----- Entries
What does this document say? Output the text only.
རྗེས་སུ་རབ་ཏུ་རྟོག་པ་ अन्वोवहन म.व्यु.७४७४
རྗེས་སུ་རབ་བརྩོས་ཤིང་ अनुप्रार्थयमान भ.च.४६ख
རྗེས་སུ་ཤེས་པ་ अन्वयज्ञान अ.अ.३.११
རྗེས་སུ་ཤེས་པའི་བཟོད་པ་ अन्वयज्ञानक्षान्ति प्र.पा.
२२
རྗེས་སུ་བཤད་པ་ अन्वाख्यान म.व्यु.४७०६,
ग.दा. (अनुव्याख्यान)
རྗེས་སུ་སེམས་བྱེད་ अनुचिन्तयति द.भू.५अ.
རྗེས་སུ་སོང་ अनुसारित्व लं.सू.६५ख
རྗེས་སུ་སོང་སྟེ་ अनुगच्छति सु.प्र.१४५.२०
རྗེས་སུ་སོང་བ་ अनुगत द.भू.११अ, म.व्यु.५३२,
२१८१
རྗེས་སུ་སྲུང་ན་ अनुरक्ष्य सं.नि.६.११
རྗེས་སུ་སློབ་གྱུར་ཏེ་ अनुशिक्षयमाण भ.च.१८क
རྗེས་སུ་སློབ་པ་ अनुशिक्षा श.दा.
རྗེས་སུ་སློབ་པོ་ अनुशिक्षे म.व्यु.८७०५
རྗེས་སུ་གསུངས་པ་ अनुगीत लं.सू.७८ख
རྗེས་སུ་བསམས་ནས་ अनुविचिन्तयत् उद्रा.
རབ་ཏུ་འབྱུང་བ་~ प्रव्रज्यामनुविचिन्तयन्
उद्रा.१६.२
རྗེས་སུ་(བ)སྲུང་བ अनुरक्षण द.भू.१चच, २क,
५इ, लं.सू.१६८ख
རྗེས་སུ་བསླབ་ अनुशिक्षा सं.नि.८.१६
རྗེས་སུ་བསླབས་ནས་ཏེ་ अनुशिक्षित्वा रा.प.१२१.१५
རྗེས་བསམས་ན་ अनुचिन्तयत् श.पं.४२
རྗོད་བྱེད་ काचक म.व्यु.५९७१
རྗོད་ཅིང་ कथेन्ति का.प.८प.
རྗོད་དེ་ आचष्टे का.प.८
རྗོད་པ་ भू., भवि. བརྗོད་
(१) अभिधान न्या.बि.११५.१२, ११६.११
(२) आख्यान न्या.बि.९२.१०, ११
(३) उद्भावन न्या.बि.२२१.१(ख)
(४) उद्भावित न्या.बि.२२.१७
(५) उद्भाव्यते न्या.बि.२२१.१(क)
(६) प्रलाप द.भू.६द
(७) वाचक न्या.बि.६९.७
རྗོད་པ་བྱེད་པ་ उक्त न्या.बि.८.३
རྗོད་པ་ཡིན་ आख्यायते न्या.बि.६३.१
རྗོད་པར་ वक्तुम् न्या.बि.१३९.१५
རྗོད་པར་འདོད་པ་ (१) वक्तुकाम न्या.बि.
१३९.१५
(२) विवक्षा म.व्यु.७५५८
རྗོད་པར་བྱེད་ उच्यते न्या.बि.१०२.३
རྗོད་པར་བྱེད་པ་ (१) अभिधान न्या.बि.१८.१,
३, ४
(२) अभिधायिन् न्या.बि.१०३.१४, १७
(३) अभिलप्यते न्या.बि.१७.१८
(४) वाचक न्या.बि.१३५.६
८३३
----------
*Written task*. Each record must be returned exactly as it is written.

*Complete output*.
What does this document say? Output the text only.
རྗེས་སུ་རབ་ཏུ་རྟོག་པ་ अन्वोवहन म.व्यु.७४७४
རྗེས་སུ་རབ་བརྩོས་ཤིང་ अनुप्रार्थयमान भ.च.४६ख
རྗེས་སུ་ཤེས་པ་ अन्वयज्ञान अ.अ.३.११
རྗེས་སུ་ཤེས་པའི་བཟོད་པ་ अन्वयज्ञानक्षान्ति प्र.पा.
२२
རྗེས་སུ་བཤད་པ་ अन्वाख्यान म.व्यु.४७०६,
ग.दा. (अनुव्याख्यान)
རྗེས་སུ་སེམས་བྱེད་ अनुचिन्तयति द.भू.५अ.
རྗེས་སུ་སོང་ अनुसारित्व लं.सू.६५ख
རྗེས་སུ་སོང་སྟེ་ अनुगच्छति सु.प्र.१४५.२०
རྗེས་སུ་སོང་བ་ अनुगत द.भू.११अ, म.व्यु.५३२,
२१८१
རྗེས་སུ་སྲུང་ན་ अनुरक्ष्य सं.नि.६.११
རྗེས་སུ་སློབ་གྱུར་ཏེ་ अनुशिक्षयमाण भ.च.१८क
རྗེས་སུ་སློབ་པ་ अनुशिक्षा श.दा.
རྗེས་སུ་སློབ་པོ་ अनुशिक्षे म.व्यु.८७०५
རྗེས་སུ་གསུངས་པ་ अनुगीत लं.सू.७८ख
རྗེས་སུ་བསམས་ནས་ अनुविचिन्तयत् उद्रा.
རབ་ཏུ་འབྱུང་བ་~ प्रव्रज्यामनुविचिन्तयन्
उद्रा.१६.२
རྗེས་སུ་(བ)སྲུང་བ अनुरक्षण द.भू.१चच, २क,
५इ, लं.सू.१६८ख
རྗེས་སུ་བསླབ་ अनुशिक्षा सं.नि.८.१६
རྗེས་སུ་བསླབས་ནས་ཏེ་ अनुशिक्षित्वा रा.प.१२१.१५
རྗེས་བསམས་ན་ अनुचिन्तयत् श.पं.४२
རྗོད་བྱེད་ काचक म.व्यु.५९७१
རྗོད་ཅིང་ कथेन्ति का.प.८प.
རྗོད་དེ་ आचष्टे का.प.८
རྗོད་པ་ भू., भवि. བརྗོད་
(१) अभिधान न्या.बि.११५.१२, ११६.११
(२) आख्यान न्या.बि.९२.१०, ११
(३) उद्भावन न्या.बि.२२१.१(ख)
(४) उद्भावित न्या.बि.२२.१७
(५) उद्भाव्यते न्या.बि.२२१.१(क)
(६) प्रलाप द.भू.६द
(७) वाचक न्या.बि.६९.७
རྗོད་པ་བྱེད་པ་ उक्त न्या.बि.८.३
རྗོད་པ་ཡིན་ आख्यायते न्या.बि.६३.१
རྗོད་པར་ वक्तुम् न्या.बि.१३९.१५
རྗོད་པར་འདོད་པ་ (१) वक्तुकाम न्या.बि.
१३९.१५
(२) विवक्षा म.व्यु.७५५८
རྗོད་པར་བྱེད་ उच्यते न्या.बि.१०२.३
རྗོད་པར་བྱེད་པ་ (१) अभिधान न्या.बि.१८.१,
३, ४
(२) अभिधायिन् न्या.बि.१०३.१४, १७
(३) अभिलप्यते न्या.बि.१७.१८
(४) वाचक न्या.बि.१३५.६
८३३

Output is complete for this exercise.